PROMPT: Show each line that has the string "public" in it.

Extracted data entries

________________

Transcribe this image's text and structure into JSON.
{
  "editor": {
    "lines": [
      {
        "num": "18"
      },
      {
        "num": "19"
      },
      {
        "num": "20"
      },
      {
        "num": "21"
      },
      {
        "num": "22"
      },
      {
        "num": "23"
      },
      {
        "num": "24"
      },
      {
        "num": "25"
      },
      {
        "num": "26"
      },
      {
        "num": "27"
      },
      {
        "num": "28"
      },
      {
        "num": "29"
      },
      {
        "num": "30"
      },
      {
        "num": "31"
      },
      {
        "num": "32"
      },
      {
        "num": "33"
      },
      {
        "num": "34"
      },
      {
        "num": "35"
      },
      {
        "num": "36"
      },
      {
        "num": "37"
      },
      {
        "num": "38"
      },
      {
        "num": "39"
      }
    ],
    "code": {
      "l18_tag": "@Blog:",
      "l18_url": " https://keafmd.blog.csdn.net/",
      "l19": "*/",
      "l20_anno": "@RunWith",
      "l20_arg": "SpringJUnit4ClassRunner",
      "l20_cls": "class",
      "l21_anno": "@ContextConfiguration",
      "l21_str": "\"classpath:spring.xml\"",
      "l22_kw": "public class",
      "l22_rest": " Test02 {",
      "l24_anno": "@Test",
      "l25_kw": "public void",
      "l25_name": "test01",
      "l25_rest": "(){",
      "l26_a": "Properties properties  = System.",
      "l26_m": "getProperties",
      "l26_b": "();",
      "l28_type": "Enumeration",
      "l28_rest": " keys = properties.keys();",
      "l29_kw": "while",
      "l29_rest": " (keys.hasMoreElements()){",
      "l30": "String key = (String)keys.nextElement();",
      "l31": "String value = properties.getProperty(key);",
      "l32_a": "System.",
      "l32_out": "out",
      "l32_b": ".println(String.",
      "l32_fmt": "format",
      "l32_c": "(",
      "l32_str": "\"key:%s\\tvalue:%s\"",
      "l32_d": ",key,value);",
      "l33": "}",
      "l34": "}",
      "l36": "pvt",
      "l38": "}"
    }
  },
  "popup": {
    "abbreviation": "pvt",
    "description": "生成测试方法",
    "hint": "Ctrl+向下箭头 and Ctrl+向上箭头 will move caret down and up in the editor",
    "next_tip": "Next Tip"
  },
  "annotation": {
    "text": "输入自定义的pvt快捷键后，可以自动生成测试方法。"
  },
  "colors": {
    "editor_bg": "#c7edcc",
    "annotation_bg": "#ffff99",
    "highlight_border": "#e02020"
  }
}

________________

FULL OUTPUT:
      "l22_kw": "public class",
      "l25_kw": "public void",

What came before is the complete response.